◆ **Given task**: Check every line below for the word "frac" and copy the ones that have it.

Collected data
####################
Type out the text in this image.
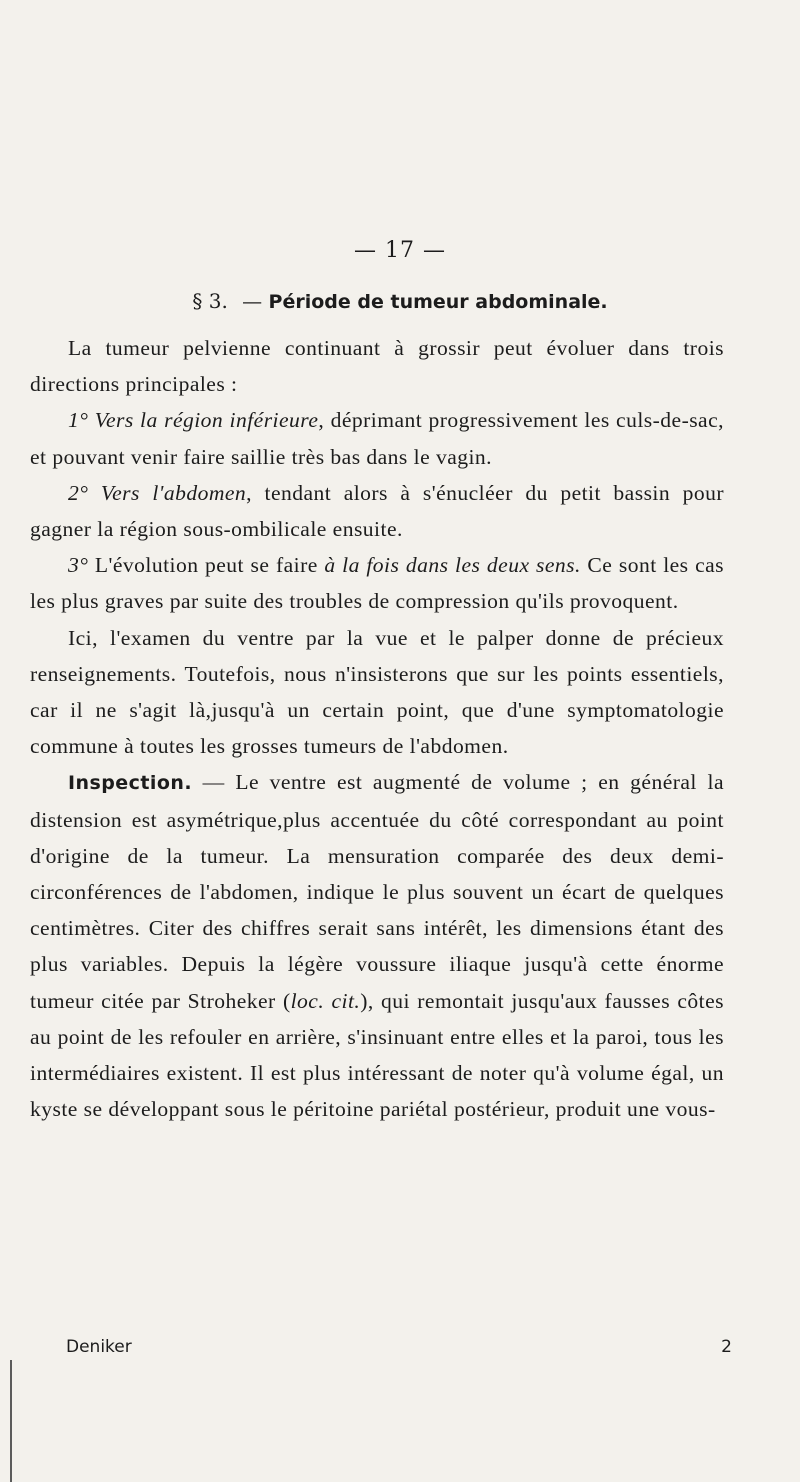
— 17 —
§ 3. — Période de tumeur abdominale.

La tumeur pelvienne continuant à grossir peut évoluer dans trois directions principales :

1° Vers la région inférieure, déprimant progressivement les culs-de-sac, et pouvant venir faire saillie très bas dans le vagin.

2° Vers l'abdomen, tendant alors à s'énucléer du petit bassin pour gagner la région sous-ombilicale ensuite.

3° L'évolution peut se faire à la fois dans les deux sens. Ce sont les cas les plus graves par suite des troubles de compression qu'ils provoquent.

Ici, l'examen du ventre par la vue et le palper donne de précieux renseignements. Toutefois, nous n'insisterons que sur les points essentiels, car il ne s'agit là,jusqu'à un certain point, que d'une symptomatologie commune à toutes les grosses tumeurs de l'abdomen.

Inspection. — Le ventre est augmenté de volume ; en général la distension est asymétrique,plus accentuée du côté correspondant au point d'origine de la tumeur. La mensuration comparée des deux demi-circonférences de l'abdomen, indique le plus souvent un écart de quelques centimètres. Citer des chiffres serait sans intérêt, les dimensions étant des plus variables. Depuis la légère voussure iliaque jusqu'à cette énorme tumeur citée par Stroheker (loc. cit.), qui remontait jusqu'aux fausses côtes au point de les refouler en arrière, s'insinuant entre elles et la paroi, tous les intermédiaires existent. Il est plus intéressant de noter qu'à volume égal, un kyste se développant sous le péritoine pariétal postérieur, produit une vous-

Deniker	2
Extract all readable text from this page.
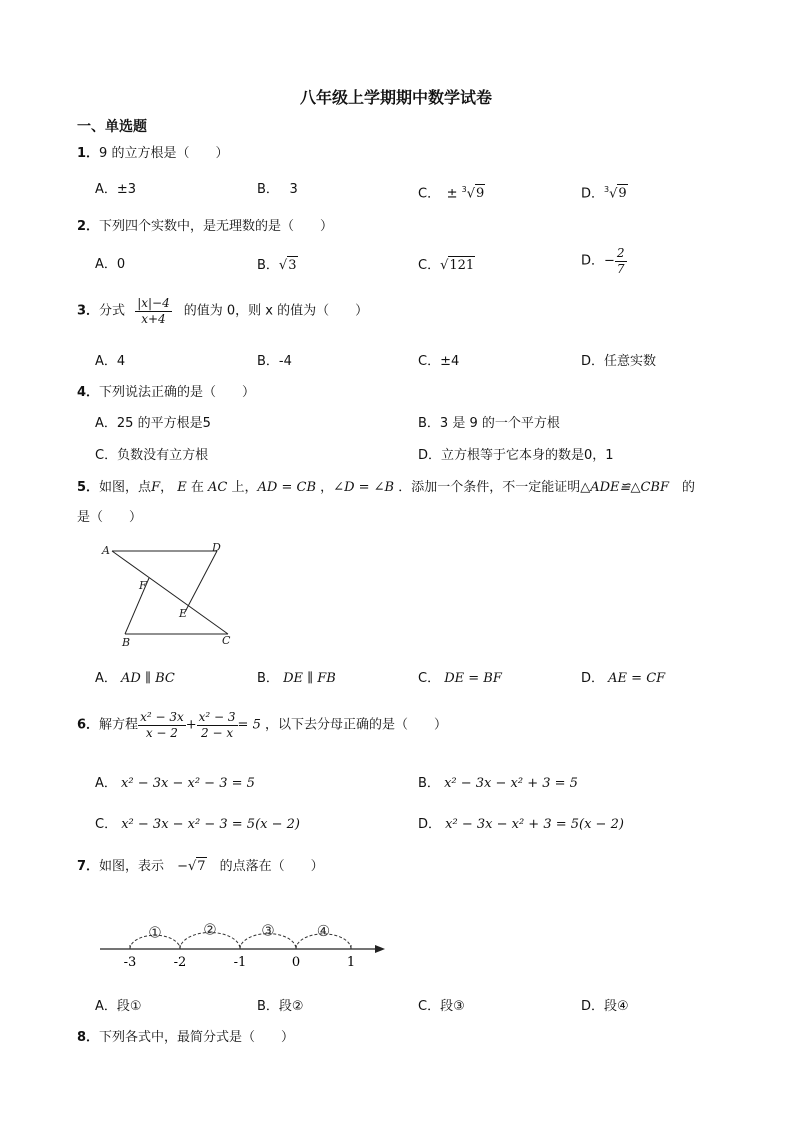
八年级上学期期中数学试卷
一、单选题
1．9 的立方根是（　　）
A．±3	B．　 3	C．　± $^3$√9	D．$^3$√9
2．下列四个实数中，是无理数的是（　　）
A．0	B．√3	C．√121	D．− $\frac{2}{7}$
3．分式 $\frac{|x|-4}{x+4}$ 的值为 0，则 x 的值为（　　）
A．4	B．-4	C．±4	D．任意实数
4．下列说法正确的是（　　）
A．25 的平方根是5	B．3 是 9 的一个平方根
C．负数没有立方根	D．立方根等于它本身的数是0，1
5．如图，点F， E 在 AC 上，AD = CB ，∠D = ∠B ．添加一个条件，不一定能证明△ADE≌△CBF　 的
是（　　）
A	D
F
E
B	C
A． AD ∥ BC	B． DE ∥ FB	C． DE = BF	D． AE = CF
6．解方程 $\frac{\text{x² − 3x}}{x - 2} + \frac{\text{x² − 3}}{2 - x} = 5$ ，以下去分母正确的是（　　）
A． x² − 3x − x² − 3 = 5	B． x² − 3x − x² + 3 = 5
C． x² − 3x − x² − 3 = 5(x − 2)	D． x² − 3x − x² + 3 = 5(x − 2)
7．如图，表示　 −√7　 的点落在（　　）
-3	-2	-1	0	1
①	②	③	④
A．段①	B．段②	C．段③	D．段④
8．下列各式中，最简分式是（　　）
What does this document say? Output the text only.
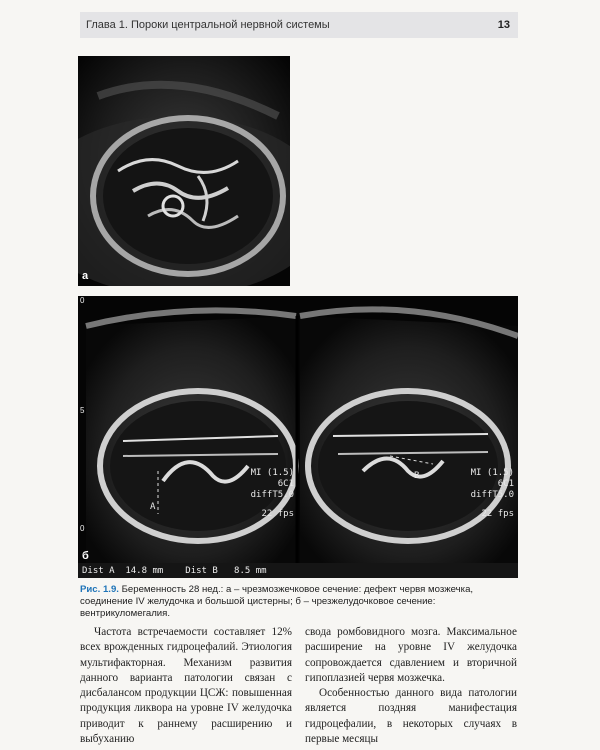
Глава 1. Пороки центральной нервной системы	13
а
0
5
0
A
B
MI (1.5)
6C1
diffT5.0
22 fps
MI (1.5)
6C1
diffT5.0
22 fps
б
Dist A  14.8 mm Dist B   8.5 mm
Рис. 1.9. Беременность 28 нед.: а – чрезмозжечковое сечение: дефект червя мозжечка, соединение IV желудочка и большой цистерны; б – чрезжелудочковое сечение: вентрикуломегалия.

Частота встречаемости составляет 12% всех врожденных гидроцефалий. Этиология мультифакторная. Механизм развития данного варианта патологии связан с дисбалансом продукции ЦСЖ: повышенная продукция ликвора на уровне IV желудочка приводит к раннему расширению и выбуханию

свода ромбовидного мозга. Максимальное расширение на уровне IV желудочка сопровождается сдавлением и вторичной гипоплазией червя мозжечка.

Особенностью данного вида патологии является поздняя манифестация гидроцефалии, в некоторых случаях в первые месяцы
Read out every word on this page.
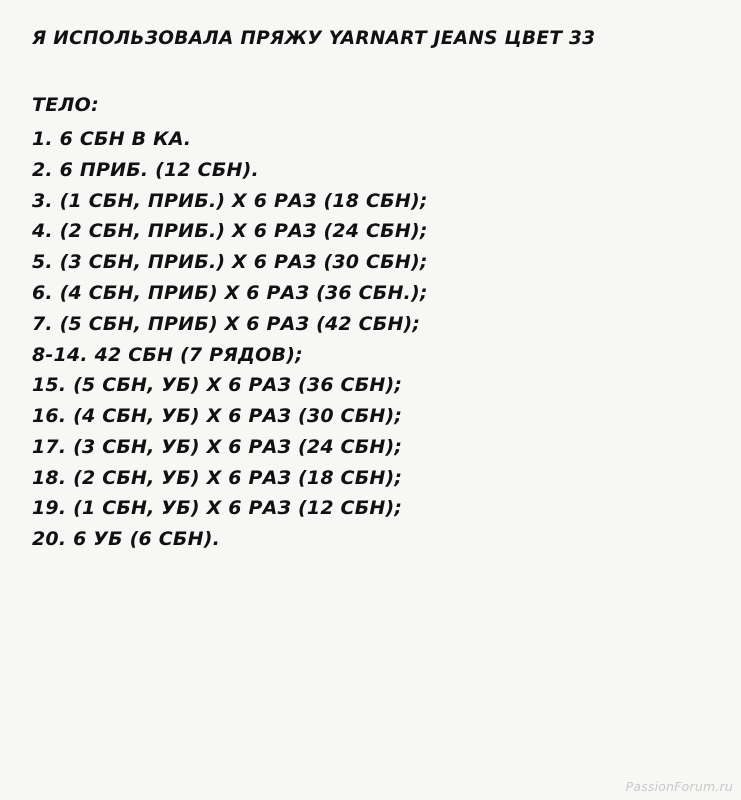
Я ИСПОЛЬЗОВАЛА ПРЯЖУ YARNART JEANS ЦВЕТ 33
ТЕЛО:
1. 6 СБН В КА.
2. 6 ПРИБ. (12 СБН).
3. (1 СБН, ПРИБ.) Х 6 РАЗ (18 СБН);
4. (2 СБН, ПРИБ.) Х 6 РАЗ (24 СБН);
5. (3 СБН, ПРИБ.) Х 6 РАЗ (30 СБН);
6. (4 СБН, ПРИБ) Х 6 РАЗ (36 СБН.);
7. (5 СБН, ПРИБ) Х 6 РАЗ (42 СБН);
8-14. 42 СБН (7 РЯДОВ);
15. (5 СБН, УБ) Х 6 РАЗ (36 СБН);
16. (4 СБН, УБ) Х 6 РАЗ (30 СБН);
17. (3 СБН, УБ) Х 6 РАЗ (24 СБН);
18. (2 СБН, УБ) Х 6 РАЗ (18 СБН);
19. (1 СБН, УБ) Х 6 РАЗ (12 СБН);
20. 6 УБ (6 СБН).
PassionForum.ru
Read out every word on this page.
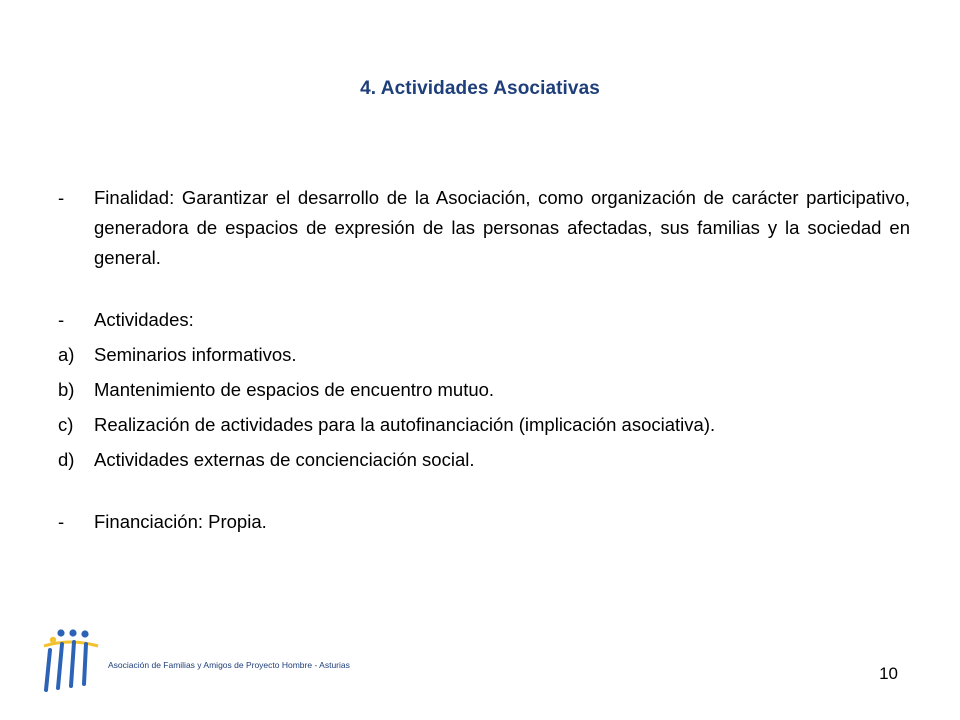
4. Actividades Asociativas
-	Finalidad: Garantizar el desarrollo de la Asociación, como organización de carácter participativo, generadora de espacios de expresión de las personas afectadas, sus familias y la sociedad en general.
-	Actividades:
a)	Seminarios informativos.
b)	Mantenimiento de espacios de encuentro mutuo.
c)	Realización de actividades para la autofinanciación (implicación asociativa).
d)	Actividades externas de concienciación social.
-	Financiación: Propia.
Asociación de Familias y Amigos de Proyecto Hombre - Asturias	10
####################
◆ **Reply to the task**:
A．0	B．√3	C．√121	D．− $\frac{2}{7}$
3．分式 $\frac{|x|-4}{x+4}$ 的值为 0，则 x 的值为（　　）
6．解方程 $\frac{\text{x² − 3x}}{x - 2} + \frac{\text{x² − 3}}{2 - x} = 5$ ，以下去分母正确的是（　　）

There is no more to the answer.